Reproduce every entry in the listing without alteration.

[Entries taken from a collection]
— Start —

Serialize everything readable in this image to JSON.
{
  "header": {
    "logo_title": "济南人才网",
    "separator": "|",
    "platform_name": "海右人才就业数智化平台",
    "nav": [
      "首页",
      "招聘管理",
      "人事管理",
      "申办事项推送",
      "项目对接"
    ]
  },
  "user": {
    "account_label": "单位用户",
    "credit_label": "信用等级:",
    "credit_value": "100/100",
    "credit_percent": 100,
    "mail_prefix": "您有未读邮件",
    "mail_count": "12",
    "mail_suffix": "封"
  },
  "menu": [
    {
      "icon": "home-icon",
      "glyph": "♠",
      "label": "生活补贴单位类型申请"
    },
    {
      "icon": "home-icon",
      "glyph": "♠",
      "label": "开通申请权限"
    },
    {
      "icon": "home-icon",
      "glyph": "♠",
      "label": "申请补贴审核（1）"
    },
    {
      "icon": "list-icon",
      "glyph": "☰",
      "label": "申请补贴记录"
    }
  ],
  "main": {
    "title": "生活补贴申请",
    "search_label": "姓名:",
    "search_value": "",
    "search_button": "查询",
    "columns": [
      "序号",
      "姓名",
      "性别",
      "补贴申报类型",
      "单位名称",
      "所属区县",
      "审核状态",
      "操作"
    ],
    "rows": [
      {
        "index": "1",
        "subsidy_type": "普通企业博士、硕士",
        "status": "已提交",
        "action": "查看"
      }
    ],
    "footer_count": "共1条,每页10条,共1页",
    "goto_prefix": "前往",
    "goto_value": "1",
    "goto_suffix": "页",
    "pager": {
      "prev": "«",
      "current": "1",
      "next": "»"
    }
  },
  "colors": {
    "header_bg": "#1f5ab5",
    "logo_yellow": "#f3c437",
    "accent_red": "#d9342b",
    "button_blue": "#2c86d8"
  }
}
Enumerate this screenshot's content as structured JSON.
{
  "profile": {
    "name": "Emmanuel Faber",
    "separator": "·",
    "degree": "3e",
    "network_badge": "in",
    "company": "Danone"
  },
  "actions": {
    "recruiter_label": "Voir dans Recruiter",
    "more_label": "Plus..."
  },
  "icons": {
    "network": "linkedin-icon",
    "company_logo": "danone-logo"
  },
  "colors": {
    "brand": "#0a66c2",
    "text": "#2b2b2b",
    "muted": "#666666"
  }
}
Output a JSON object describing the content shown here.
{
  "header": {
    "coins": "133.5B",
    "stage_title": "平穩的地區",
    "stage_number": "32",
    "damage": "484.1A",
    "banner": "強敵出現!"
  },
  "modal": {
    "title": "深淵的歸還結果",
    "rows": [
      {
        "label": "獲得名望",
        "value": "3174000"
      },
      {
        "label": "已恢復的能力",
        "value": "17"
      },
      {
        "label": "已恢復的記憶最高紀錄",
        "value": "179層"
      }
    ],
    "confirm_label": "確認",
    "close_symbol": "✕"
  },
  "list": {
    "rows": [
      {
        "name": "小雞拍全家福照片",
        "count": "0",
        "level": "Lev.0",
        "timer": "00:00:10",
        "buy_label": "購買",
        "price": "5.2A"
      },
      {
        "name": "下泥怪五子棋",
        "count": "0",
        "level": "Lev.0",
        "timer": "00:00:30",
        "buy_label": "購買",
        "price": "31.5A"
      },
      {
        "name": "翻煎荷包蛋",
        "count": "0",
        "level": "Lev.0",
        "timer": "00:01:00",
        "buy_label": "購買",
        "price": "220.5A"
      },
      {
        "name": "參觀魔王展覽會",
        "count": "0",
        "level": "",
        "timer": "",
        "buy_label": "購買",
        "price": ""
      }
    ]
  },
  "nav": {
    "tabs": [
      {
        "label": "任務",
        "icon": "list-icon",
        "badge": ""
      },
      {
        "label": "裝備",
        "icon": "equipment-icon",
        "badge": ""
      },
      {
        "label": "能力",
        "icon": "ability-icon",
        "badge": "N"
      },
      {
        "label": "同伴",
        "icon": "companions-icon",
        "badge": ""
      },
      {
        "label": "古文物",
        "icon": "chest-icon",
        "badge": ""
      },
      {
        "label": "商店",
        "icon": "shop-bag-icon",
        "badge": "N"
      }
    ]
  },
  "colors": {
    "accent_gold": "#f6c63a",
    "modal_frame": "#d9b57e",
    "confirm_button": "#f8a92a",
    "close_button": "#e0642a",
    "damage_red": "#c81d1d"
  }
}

— End —

# Solution to this problem:
Serialize everything readable in this image to JSON.
{
  "header": {
    "logo_title": "济南人才网",
    "separator": "|",
    "platform_name": "海右人才就业数智化平台",
    "nav": [
      "首页",
      "招聘管理",
      "人事管理",
      "申办事项推送",
      "项目对接"
    ]
  },
  "user": {
    "account_label": "单位用户",
    "credit_label": "信用等级:",
    "credit_value": "100/100",
    "credit_percent": 100,
    "mail_prefix": "您有未读邮件",
    "mail_count": "12",
    "mail_suffix": "封"
  },
  "menu": [
    {
      "icon": "home-icon",
      "glyph": "♠",
      "label": "生活补贴单位类型申请"
    },
    {
      "icon": "home-icon",
      "glyph": "♠",
      "label": "开通申请权限"
    },
    {
      "icon": "home-icon",
      "glyph": "♠",
      "label": "申请补贴审核（1）"
    },
    {
      "icon": "list-icon",
      "glyph": "☰",
      "label": "申请补贴记录"
    }
  ],
  "main": {
    "title": "生活补贴申请",
    "search_label": "姓名:",
    "search_value": "",
    "search_button": "查询",
    "columns": [
      "序号",
      "姓名",
      "性别",
      "补贴申报类型",
      "单位名称",
      "所属区县",
      "审核状态",
      "操作"
    ],
    "rows": [
      {
        "index": "1",
        "subsidy_type": "普通企业博士、硕士",
        "status": "已提交",
        "action": "查看"
      }
    ],
    "footer_count": "共1条,每页10条,共1页",
    "goto_prefix": "前往",
    "goto_value": "1",
    "goto_suffix": "页",
    "pager": {
      "prev": "«",
      "current": "1",
      "next": "»"
    }
  },
  "colors": {
    "header_bg": "#1f5ab5",
    "logo_yellow": "#f3c437",
    "accent_red": "#d9342b",
    "button_blue": "#2c86d8"
  }
}
Enumerate this screenshot's content as structured JSON.
{
  "profile": {
    "name": "Emmanuel Faber",
    "separator": "·",
    "degree": "3e",
    "network_badge": "in",
    "company": "Danone"
  },
  "actions": {
    "recruiter_label": "Voir dans Recruiter",
    "more_label": "Plus..."
  },
  "icons": {
    "network": "linkedin-icon",
    "company_logo": "danone-logo"
  },
  "colors": {
    "brand": "#0a66c2",
    "text": "#2b2b2b",
    "muted": "#666666"
  }
}
Output a JSON object describing the content shown here.
{
  "header": {
    "coins": "133.5B",
    "stage_title": "平穩的地區",
    "stage_number": "32",
    "damage": "484.1A",
    "banner": "強敵出現!"
  },
  "modal": {
    "title": "深淵的歸還結果",
    "rows": [
      {
        "label": "獲得名望",
        "value": "3174000"
      },
      {
        "label": "已恢復的能力",
        "value": "17"
      },
      {
        "label": "已恢復的記憶最高紀錄",
        "value": "179層"
      }
    ],
    "confirm_label": "確認",
    "close_symbol": "✕"
  },
  "list": {
    "rows": [
      {
        "name": "小雞拍全家福照片",
        "count": "0",
        "level": "Lev.0",
        "timer": "00:00:10",
        "buy_label": "購買",
        "price": "5.2A"
      },
      {
        "name": "下泥怪五子棋",
        "count": "0",
        "level": "Lev.0",
        "timer": "00:00:30",
        "buy_label": "購買",
        "price": "31.5A"
      },
      {
        "name": "翻煎荷包蛋",
        "count": "0",
        "level": "Lev.0",
        "timer": "00:01:00",
        "buy_label": "購買",
        "price": "220.5A"
      },
      {
        "name": "參觀魔王展覽會",
        "count": "0",
        "level": "",
        "timer": "",
        "buy_label": "購買",
        "price": ""
      }
    ]
  },
  "nav": {
    "tabs": [
      {
        "label": "任務",
        "icon": "list-icon",
        "badge": ""
      },
      {
        "label": "裝備",
        "icon": "equipment-icon",
        "badge": ""
      },
      {
        "label": "能力",
        "icon": "ability-icon",
        "badge": "N"
      },
      {
        "label": "同伴",
        "icon": "companions-icon",
        "badge": ""
      },
      {
        "label": "古文物",
        "icon": "chest-icon",
        "badge": ""
      },
      {
        "label": "商店",
        "icon": "shop-bag-icon",
        "badge": "N"
      }
    ]
  },
  "colors": {
    "accent_gold": "#f6c63a",
    "modal_frame": "#d9b57e",
    "confirm_button": "#f8a92a",
    "close_button": "#e0642a",
    "damage_red": "#c81d1d"
  }
}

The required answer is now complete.